Records that describe figures:
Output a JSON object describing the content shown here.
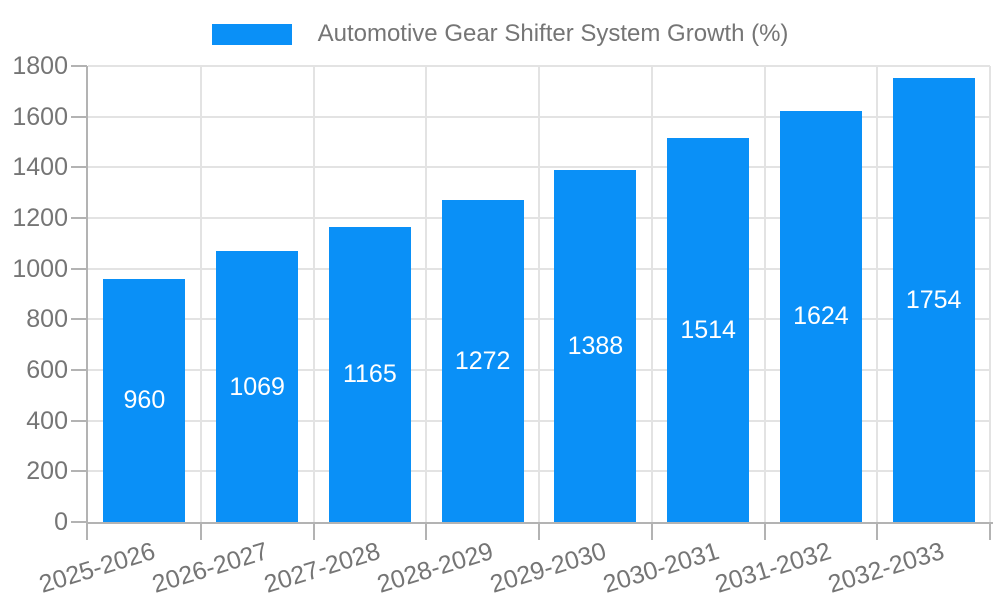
{
  "legend": {
    "label": "Automotive Gear Shifter System Growth (%)"
  },
  "chart_data": {
    "type": "bar",
    "title": "Automotive Gear Shifter System Growth (%)",
    "categories": [
      "2025-2026",
      "2026-2027",
      "2027-2028",
      "2028-2029",
      "2029-2030",
      "2030-2031",
      "2031-2032",
      "2032-2033"
    ],
    "values": [
      960,
      1069,
      1165,
      1272,
      1388,
      1514,
      1624,
      1754
    ],
    "xlabel": "",
    "ylabel": "",
    "ylim": [
      0,
      1800
    ],
    "ytick_step": 200,
    "yticks": [
      0,
      200,
      400,
      600,
      800,
      1000,
      1200,
      1400,
      1600,
      1800
    ],
    "grid": true,
    "legend_position": "top",
    "colors": {
      "bar": "#0a90f7",
      "value_label": "#ffffff",
      "tick_label": "#757575",
      "gridline": "#e3e3e3",
      "axis": "#b3b3b3",
      "background": "#ffffff"
    }
  }
}
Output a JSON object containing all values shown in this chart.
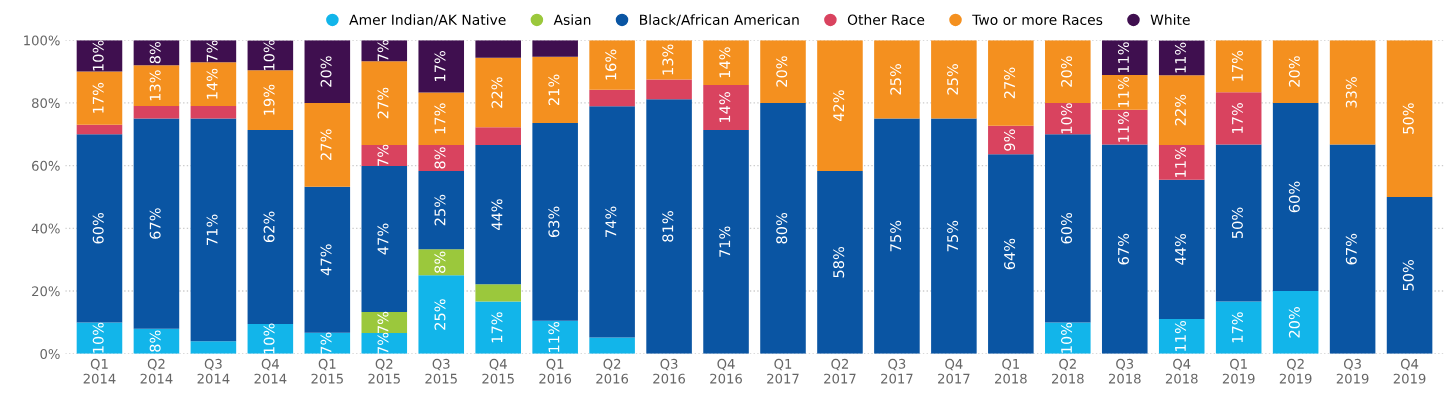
{
  "chart_data": {
    "type": "bar",
    "stacked": true,
    "categories": [
      "Q1\n2014",
      "Q2\n2014",
      "Q3\n2014",
      "Q4\n2014",
      "Q1\n2015",
      "Q2\n2015",
      "Q3\n2015",
      "Q4\n2015",
      "Q1\n2016",
      "Q2\n2016",
      "Q3\n2016",
      "Q4\n2016",
      "Q1\n2017",
      "Q2\n2017",
      "Q3\n2017",
      "Q4\n2017",
      "Q1\n2018",
      "Q2\n2018",
      "Q3\n2018",
      "Q4\n2018",
      "Q1\n2019",
      "Q2\n2019",
      "Q3\n2019",
      "Q4\n2019"
    ],
    "series": [
      {
        "name": "Amer Indian/AK Native",
        "color": "#12b5ea",
        "values": [
          10,
          8,
          4,
          9.5,
          6.7,
          6.6,
          25,
          16.7,
          10.5,
          5.2,
          null,
          null,
          null,
          null,
          null,
          null,
          null,
          10,
          null,
          11.1,
          16.7,
          20,
          null,
          null
        ],
        "value_labels": [
          "10%",
          "8%",
          null,
          "10%",
          "7%",
          "7%",
          "25%",
          "17%",
          "11%",
          null,
          null,
          null,
          null,
          null,
          null,
          null,
          null,
          "10%",
          null,
          "11%",
          "17%",
          "20%",
          null,
          null
        ]
      },
      {
        "name": "Asian",
        "color": "#9bc83c",
        "values": [
          null,
          null,
          null,
          null,
          null,
          6.7,
          8.3,
          5.5,
          null,
          null,
          null,
          null,
          null,
          null,
          null,
          null,
          null,
          null,
          null,
          null,
          null,
          null,
          null,
          null
        ],
        "value_labels": [
          null,
          null,
          null,
          null,
          null,
          "7%",
          "8%",
          null,
          null,
          null,
          null,
          null,
          null,
          null,
          null,
          null,
          null,
          null,
          null,
          null,
          null,
          null,
          null,
          null
        ]
      },
      {
        "name": "Black/African American",
        "color": "#0a55a3",
        "values": [
          60,
          67,
          71,
          61.9,
          46.6,
          46.6,
          25,
          44.4,
          63.1,
          73.7,
          81.2,
          71.4,
          80,
          58.3,
          75,
          75,
          63.6,
          60,
          66.7,
          44.4,
          50,
          60,
          66.7,
          50
        ],
        "value_labels": [
          "60%",
          "67%",
          "71%",
          "62%",
          "47%",
          "47%",
          "25%",
          "44%",
          "63%",
          "74%",
          "81%",
          "71%",
          "80%",
          "58%",
          "75%",
          "75%",
          "64%",
          "60%",
          "67%",
          "44%",
          "50%",
          "60%",
          "67%",
          "50%"
        ]
      },
      {
        "name": "Other Race",
        "color": "#d9435f",
        "values": [
          3,
          4,
          4,
          null,
          null,
          6.7,
          8.3,
          5.6,
          null,
          5.3,
          6.3,
          14.3,
          null,
          null,
          null,
          null,
          9.1,
          10,
          11.1,
          11.1,
          16.7,
          null,
          null,
          null
        ],
        "value_labels": [
          null,
          null,
          null,
          null,
          null,
          "7%",
          "8%",
          null,
          null,
          null,
          null,
          "14%",
          null,
          null,
          null,
          null,
          "9%",
          "10%",
          "11%",
          "11%",
          "17%",
          null,
          null,
          null
        ]
      },
      {
        "name": "Two or more Races",
        "color": "#f4901f",
        "values": [
          17,
          13,
          14,
          19,
          26.7,
          26.7,
          16.7,
          22.2,
          21.1,
          15.8,
          12.5,
          14.3,
          20,
          41.7,
          25,
          25,
          27.3,
          20,
          11.1,
          22.2,
          16.6,
          20,
          33.3,
          50
        ],
        "value_labels": [
          "17%",
          "13%",
          "14%",
          "19%",
          "27%",
          "27%",
          "17%",
          "22%",
          "21%",
          "16%",
          "13%",
          "14%",
          "20%",
          "42%",
          "25%",
          "25%",
          "27%",
          "20%",
          "11%",
          "22%",
          "17%",
          "20%",
          "33%",
          "50%"
        ]
      },
      {
        "name": "White",
        "color": "#3f0f4f",
        "values": [
          10,
          8,
          7,
          9.5,
          20,
          6.7,
          16.7,
          5.6,
          5.3,
          null,
          null,
          null,
          null,
          null,
          null,
          null,
          null,
          null,
          11.1,
          11.1,
          null,
          null,
          null,
          null
        ],
        "value_labels": [
          "10%",
          "8%",
          "7%",
          "10%",
          "20%",
          "7%",
          "17%",
          null,
          null,
          null,
          null,
          null,
          null,
          null,
          null,
          null,
          null,
          null,
          "11%",
          "11%",
          null,
          null,
          null,
          null
        ]
      }
    ],
    "ylim": [
      0,
      100
    ],
    "yticks": [
      {
        "value": 0,
        "label": "0%"
      },
      {
        "value": 20,
        "label": "20%"
      },
      {
        "value": 40,
        "label": "40%"
      },
      {
        "value": 60,
        "label": "60%"
      },
      {
        "value": 80,
        "label": "80%"
      },
      {
        "value": 100,
        "label": "100%"
      }
    ],
    "grid": "y",
    "legend": "top"
  }
}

__The exercise__. Exact duplication of all the records is required; pictures are omitted from the copy.

__Response to this task__.
Output a JSON object describing the content shown here.
{
  "legend": {
    "label": "Automotive Gear Shifter System Growth (%)"
  },
  "chart_data": {
    "type": "bar",
    "title": "Automotive Gear Shifter System Growth (%)",
    "categories": [
      "2025-2026",
      "2026-2027",
      "2027-2028",
      "2028-2029",
      "2029-2030",
      "2030-2031",
      "2031-2032",
      "2032-2033"
    ],
    "values": [
      960,
      1069,
      1165,
      1272,
      1388,
      1514,
      1624,
      1754
    ],
    "xlabel": "",
    "ylabel": "",
    "ylim": [
      0,
      1800
    ],
    "ytick_step": 200,
    "yticks": [
      0,
      200,
      400,
      600,
      800,
      1000,
      1200,
      1400,
      1600,
      1800
    ],
    "grid": true,
    "legend_position": "top",
    "colors": {
      "bar": "#0a90f7",
      "value_label": "#ffffff",
      "tick_label": "#757575",
      "gridline": "#e3e3e3",
      "axis": "#b3b3b3",
      "background": "#ffffff"
    }
  }
}
Output a JSON object containing all values shown in this chart.
{
  "chart_data": {
    "type": "bar",
    "stacked": true,
    "categories": [
      "Q1\n2014",
      "Q2\n2014",
      "Q3\n2014",
      "Q4\n2014",
      "Q1\n2015",
      "Q2\n2015",
      "Q3\n2015",
      "Q4\n2015",
      "Q1\n2016",
      "Q2\n2016",
      "Q3\n2016",
      "Q4\n2016",
      "Q1\n2017",
      "Q2\n2017",
      "Q3\n2017",
      "Q4\n2017",
      "Q1\n2018",
      "Q2\n2018",
      "Q3\n2018",
      "Q4\n2018",
      "Q1\n2019",
      "Q2\n2019",
      "Q3\n2019",
      "Q4\n2019"
    ],
    "series": [
      {
        "name": "Amer Indian/AK Native",
        "color": "#12b5ea",
        "values": [
          10,
          8,
          4,
          9.5,
          6.7,
          6.6,
          25,
          16.7,
          10.5,
          5.2,
          null,
          null,
          null,
          null,
          null,
          null,
          null,
          10,
          null,
          11.1,
          16.7,
          20,
          null,
          null
        ],
        "value_labels": [
          "10%",
          "8%",
          null,
          "10%",
          "7%",
          "7%",
          "25%",
          "17%",
          "11%",
          null,
          null,
          null,
          null,
          null,
          null,
          null,
          null,
          "10%",
          null,
          "11%",
          "17%",
          "20%",
          null,
          null
        ]
      },
      {
        "name": "Asian",
        "color": "#9bc83c",
        "values": [
          null,
          null,
          null,
          null,
          null,
          6.7,
          8.3,
          5.5,
          null,
          null,
          null,
          null,
          null,
          null,
          null,
          null,
          null,
          null,
          null,
          null,
          null,
          null,
          null,
          null
        ],
        "value_labels": [
          null,
          null,
          null,
          null,
          null,
          "7%",
          "8%",
          null,
          null,
          null,
          null,
          null,
          null,
          null,
          null,
          null,
          null,
          null,
          null,
          null,
          null,
          null,
          null,
          null
        ]
      },
      {
        "name": "Black/African American",
        "color": "#0a55a3",
        "values": [
          60,
          67,
          71,
          61.9,
          46.6,
          46.6,
          25,
          44.4,
          63.1,
          73.7,
          81.2,
          71.4,
          80,
          58.3,
          75,
          75,
          63.6,
          60,
          66.7,
          44.4,
          50,
          60,
          66.7,
          50
        ],
        "value_labels": [
          "60%",
          "67%",
          "71%",
          "62%",
          "47%",
          "47%",
          "25%",
          "44%",
          "63%",
          "74%",
          "81%",
          "71%",
          "80%",
          "58%",
          "75%",
          "75%",
          "64%",
          "60%",
          "67%",
          "44%",
          "50%",
          "60%",
          "67%",
          "50%"
        ]
      },
      {
        "name": "Other Race",
        "color": "#d9435f",
        "values": [
          3,
          4,
          4,
          null,
          null,
          6.7,
          8.3,
          5.6,
          null,
          5.3,
          6.3,
          14.3,
          null,
          null,
          null,
          null,
          9.1,
          10,
          11.1,
          11.1,
          16.7,
          null,
          null,
          null
        ],
        "value_labels": [
          null,
          null,
          null,
          null,
          null,
          "7%",
          "8%",
          null,
          null,
          null,
          null,
          "14%",
          null,
          null,
          null,
          null,
          "9%",
          "10%",
          "11%",
          "11%",
          "17%",
          null,
          null,
          null
        ]
      },
      {
        "name": "Two or more Races",
        "color": "#f4901f",
        "values": [
          17,
          13,
          14,
          19,
          26.7,
          26.7,
          16.7,
          22.2,
          21.1,
          15.8,
          12.5,
          14.3,
          20,
          41.7,
          25,
          25,
          27.3,
          20,
          11.1,
          22.2,
          16.6,
          20,
          33.3,
          50
        ],
        "value_labels": [
          "17%",
          "13%",
          "14%",
          "19%",
          "27%",
          "27%",
          "17%",
          "22%",
          "21%",
          "16%",
          "13%",
          "14%",
          "20%",
          "42%",
          "25%",
          "25%",
          "27%",
          "20%",
          "11%",
          "22%",
          "17%",
          "20%",
          "33%",
          "50%"
        ]
      },
      {
        "name": "White",
        "color": "#3f0f4f",
        "values": [
          10,
          8,
          7,
          9.5,
          20,
          6.7,
          16.7,
          5.6,
          5.3,
          null,
          null,
          null,
          null,
          null,
          null,
          null,
          null,
          null,
          11.1,
          11.1,
          null,
          null,
          null,
          null
        ],
        "value_labels": [
          "10%",
          "8%",
          "7%",
          "10%",
          "20%",
          "7%",
          "17%",
          null,
          null,
          null,
          null,
          null,
          null,
          null,
          null,
          null,
          null,
          null,
          "11%",
          "11%",
          null,
          null,
          null,
          null
        ]
      }
    ],
    "ylim": [
      0,
      100
    ],
    "yticks": [
      {
        "value": 0,
        "label": "0%"
      },
      {
        "value": 20,
        "label": "20%"
      },
      {
        "value": 40,
        "label": "40%"
      },
      {
        "value": 60,
        "label": "60%"
      },
      {
        "value": 80,
        "label": "80%"
      },
      {
        "value": 100,
        "label": "100%"
      }
    ],
    "grid": "y",
    "legend": "top"
  }
}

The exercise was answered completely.